- **AIM**
Extract precisely the lines that run from the line containing "Transcribe the text in this document." to the end of the records below, with both ends included and pictures omitted.

- **LISTING**
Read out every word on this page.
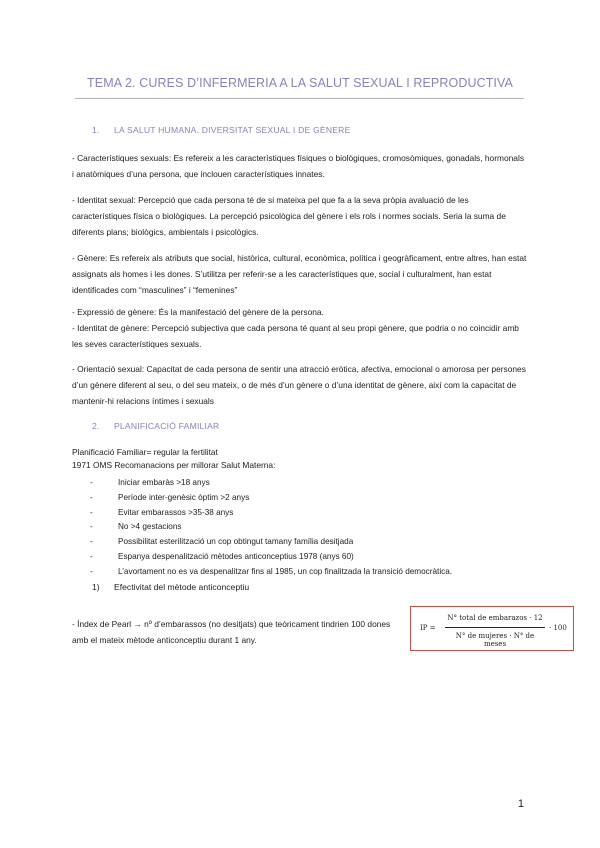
TEMA 2. CURES D’INFERMERIA A LA SALUT SEXUAL I REPRODUCTIVA
1. LA SALUT HUMANA. DIVERSITAT SEXUAL I DE GÈNERE

- Característiques sexuals: Es refereix a les característiques físiques o biològiques, cromosòmiques, gonadals, hormonals i anatòmiques d’una persona, que inclouen característiques innates.

- Identitat sexual: Percepció que cada persona té de si mateixa pel que fa a la seva pròpia avaluació de les característiques física o biològiques. La percepció psicològica del gènere i els rols i normes socials. Seria la suma de diferents plans; biològics, ambientals i psicològics.

- Gènere: Es refereix als atributs que social, històrica, cultural, econòmica, política i geogràficament, entre altres, han estat assignats als homes i les dones. S’utilitza per referir-se a les característiques que, social i culturalment, han estat identificades com “masculines” i “femenines”

- Expressió de gènere: És la manifestació del gènere de la persona.

- Identitat de gènere: Percepció subjectiva que cada persona té quant al seu propi gènere, que podria o no coincidir amb les seves característiques sexuals.

- Orientació sexual: Capacitat de cada persona de sentir una atracció eròtica, afectiva, emocional o amorosa per persones d’un gènere diferent al seu, o del seu mateix, o de més d’un gènere o d’una identitat de gènere, així com la capacitat de mantenir-hi relacions íntimes i sexuals

2. PLANIFICACIÓ FAMILIAR
Planificació Familiar= regular la fertilitat
1971 OMS Recomanacions per millorar Salut Materna:
-	Iniciar embaràs >18 anys
-	Període inter-genèsic òptim >2 anys
-	Evitar embarassos >35-38 anys
-	No >4 gestacions
-	Possibilitat esterilització un cop obtingut tamany família desitjada
-	Espanya despenalització mètodes anticonceptius 1978 (anys 60)
-	L’avortament no es va despenalitzar fins al 1985, un cop finalitzada la transició democràtica.
1) Efectivitat del mètode anticonceptiu
- Índex de Pearl → nº d’embarassos (no desitjats) que teòricament tindrien 100 dones amb el mateix mètode anticonceptiu durant 1 any.
IP =
N° total de embarazos · 12
N° de mujeres · N° de meses
· 100
1
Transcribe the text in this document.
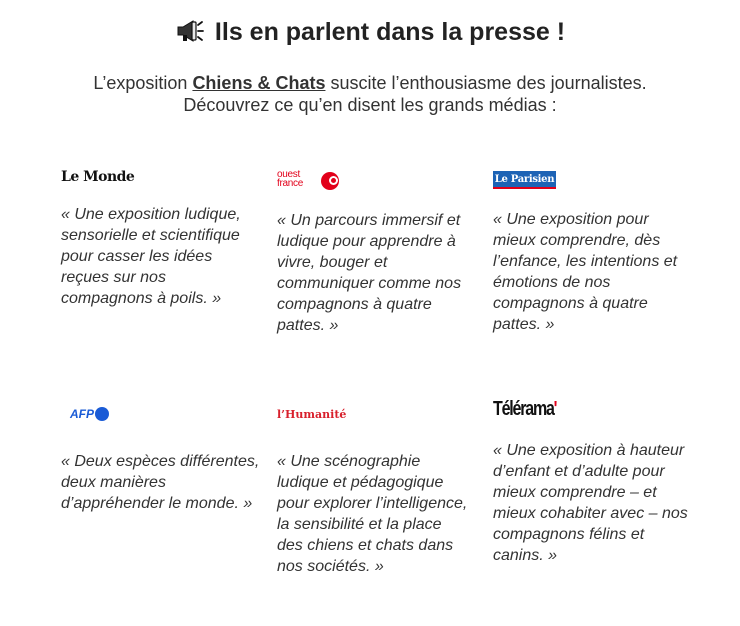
Ils en parlent dans la presse !
L’exposition Chiens & Chats suscite l’enthousiasme des journalistes.
Découvrez ce qu’en disent les grands médias :
Le Monde
« Une exposition ludique, sensorielle et scientifique pour casser les idées reçues sur nos compagnons à poils. »
ouest
france
« Un parcours immersif et ludique pour apprendre à vivre, bouger et communiquer comme nos compagnons à quatre pattes. »
Le Parisien
« Une exposition pour mieux comprendre, dès l’enfance, les intentions et émotions de nos compagnons à quatre pattes. »
AFP
« Deux espèces différentes, deux manières d’appréhender le monde. »
l’Humanité
« Une scénographie ludique et pédagogique pour explorer l’intelligence, la sensibilité et la place des chiens et chats dans nos sociétés. »
Télérama'
« Une exposition à hauteur d’enfant et d’adulte pour mieux comprendre – et mieux cohabiter avec – nos compagnons félins et canins. »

- **FULL RESPONSE**
Transcribe the text in this document.
Ils en parlent dans la presse !
L’exposition Chiens & Chats suscite l’enthousiasme des journalistes.
Découvrez ce qu’en disent les grands médias :
Le Monde
« Une exposition ludique, sensorielle et scientifique pour casser les idées reçues sur nos compagnons à poils. »
ouest
france
« Un parcours immersif et ludique pour apprendre à vivre, bouger et communiquer comme nos compagnons à quatre pattes. »
Le Parisien
« Une exposition pour mieux comprendre, dès l’enfance, les intentions et émotions de nos compagnons à quatre pattes. »
AFP
« Deux espèces différentes, deux manières d’appréhender le monde. »
l’Humanité
« Une scénographie ludique et pédagogique pour explorer l’intelligence, la sensibilité et la place des chiens et chats dans nos sociétés. »
Télérama'
« Une exposition à hauteur d’enfant et d’adulte pour mieux comprendre – et mieux cohabiter avec – nos compagnons félins et canins. »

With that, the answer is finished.